===== STORED DATA =====

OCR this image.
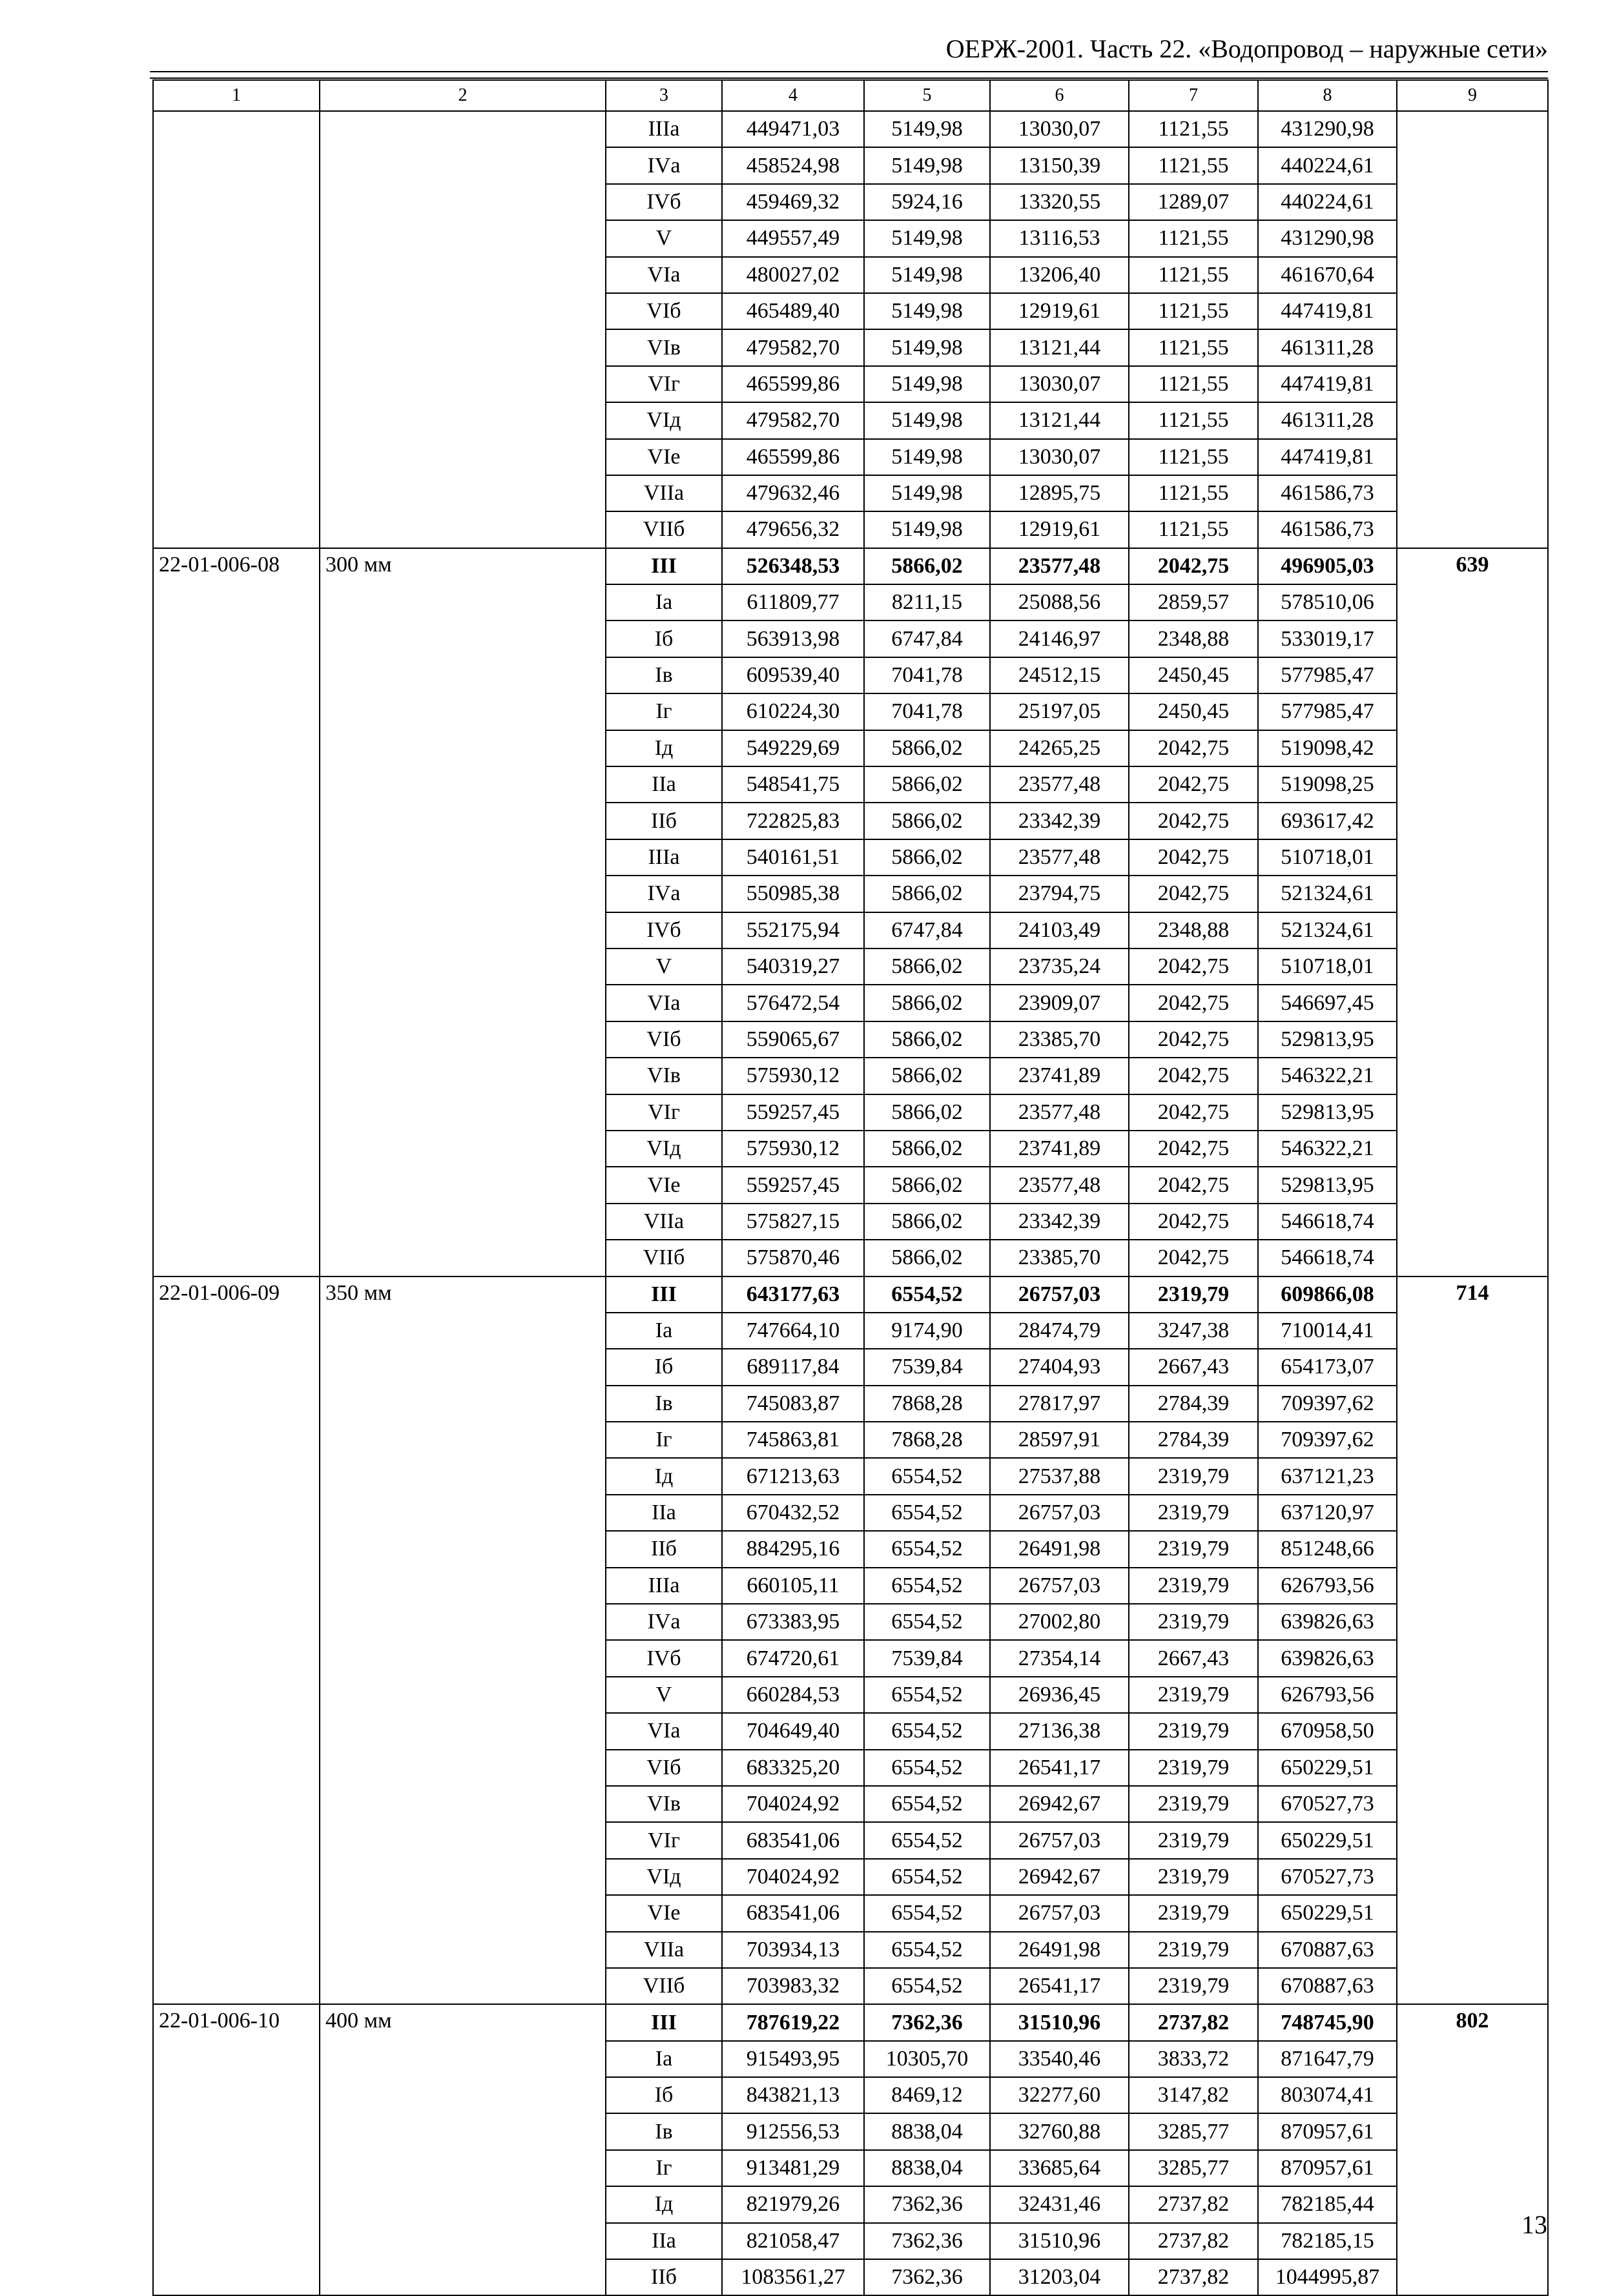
ОЕРЖ-2001. Часть 22. «Водопровод – наружные сети»
1	2	3	4	5	6	7	8	9
		IIIа	449471,03	5149,98	13030,07	1121,55	431290,98	
		IVа	458524,98	5149,98	13150,39	1121,55	440224,61	
		IVб	459469,32	5924,16	13320,55	1289,07	440224,61	
		V	449557,49	5149,98	13116,53	1121,55	431290,98	
		VIа	480027,02	5149,98	13206,40	1121,55	461670,64	
		VIб	465489,40	5149,98	12919,61	1121,55	447419,81	
		VIв	479582,70	5149,98	13121,44	1121,55	461311,28	
		VIг	465599,86	5149,98	13030,07	1121,55	447419,81	
		VIд	479582,70	5149,98	13121,44	1121,55	461311,28	
		VIе	465599,86	5149,98	13030,07	1121,55	447419,81	
		VIIа	479632,46	5149,98	12895,75	1121,55	461586,73	
		VIIб	479656,32	5149,98	12919,61	1121,55	461586,73	
22-01-006-08	300 мм	III	526348,53	5866,02	23577,48	2042,75	496905,03	639
		Iа	611809,77	8211,15	25088,56	2859,57	578510,06	
		Iб	563913,98	6747,84	24146,97	2348,88	533019,17	
		Iв	609539,40	7041,78	24512,15	2450,45	577985,47	
		Iг	610224,30	7041,78	25197,05	2450,45	577985,47	
		Iд	549229,69	5866,02	24265,25	2042,75	519098,42	
		IIа	548541,75	5866,02	23577,48	2042,75	519098,25	
		IIб	722825,83	5866,02	23342,39	2042,75	693617,42	
		IIIа	540161,51	5866,02	23577,48	2042,75	510718,01	
		IVа	550985,38	5866,02	23794,75	2042,75	521324,61	
		IVб	552175,94	6747,84	24103,49	2348,88	521324,61	
		V	540319,27	5866,02	23735,24	2042,75	510718,01	
		VIа	576472,54	5866,02	23909,07	2042,75	546697,45	
		VIб	559065,67	5866,02	23385,70	2042,75	529813,95	
		VIв	575930,12	5866,02	23741,89	2042,75	546322,21	
		VIг	559257,45	5866,02	23577,48	2042,75	529813,95	
		VIд	575930,12	5866,02	23741,89	2042,75	546322,21	
		VIе	559257,45	5866,02	23577,48	2042,75	529813,95	
		VIIа	575827,15	5866,02	23342,39	2042,75	546618,74	
		VIIб	575870,46	5866,02	23385,70	2042,75	546618,74	
22-01-006-09	350 мм	III	643177,63	6554,52	26757,03	2319,79	609866,08	714
		Iа	747664,10	9174,90	28474,79	3247,38	710014,41	
		Iб	689117,84	7539,84	27404,93	2667,43	654173,07	
		Iв	745083,87	7868,28	27817,97	2784,39	709397,62	
		Iг	745863,81	7868,28	28597,91	2784,39	709397,62	
		Iд	671213,63	6554,52	27537,88	2319,79	637121,23	
		IIа	670432,52	6554,52	26757,03	2319,79	637120,97	
		IIб	884295,16	6554,52	26491,98	2319,79	851248,66	
		IIIа	660105,11	6554,52	26757,03	2319,79	626793,56	
		IVа	673383,95	6554,52	27002,80	2319,79	639826,63	
		IVб	674720,61	7539,84	27354,14	2667,43	639826,63	
		V	660284,53	6554,52	26936,45	2319,79	626793,56	
		VIа	704649,40	6554,52	27136,38	2319,79	670958,50	
		VIб	683325,20	6554,52	26541,17	2319,79	650229,51	
		VIв	704024,92	6554,52	26942,67	2319,79	670527,73	
		VIг	683541,06	6554,52	26757,03	2319,79	650229,51	
		VIд	704024,92	6554,52	26942,67	2319,79	670527,73	
		VIе	683541,06	6554,52	26757,03	2319,79	650229,51	
		VIIа	703934,13	6554,52	26491,98	2319,79	670887,63	
		VIIб	703983,32	6554,52	26541,17	2319,79	670887,63	
22-01-006-10	400 мм	III	787619,22	7362,36	31510,96	2737,82	748745,90	802
		Iа	915493,95	10305,70	33540,46	3833,72	871647,79	
		Iб	843821,13	8469,12	32277,60	3147,82	803074,41	
		Iв	912556,53	8838,04	32760,88	3285,77	870957,61	
		Iг	913481,29	8838,04	33685,64	3285,77	870957,61	
		Iд	821979,26	7362,36	32431,46	2737,82	782185,44	
		IIа	821058,47	7362,36	31510,96	2737,82	782185,15	
		IIб	1083561,27	7362,36	31203,04	2737,82	1044995,87	
13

=====

### SHORT PROBLEM
Check each line above for the word "IIIа" and copy the ones that have it.

### WRITTEN RESPONSE
		IIIа	449471,03	5149,98	13030,07	1121,55	431290,98	
		IIIа	540161,51	5866,02	23577,48	2042,75	510718,01	
		IIIа	660105,11	6554,52	26757,03	2319,79	626793,56	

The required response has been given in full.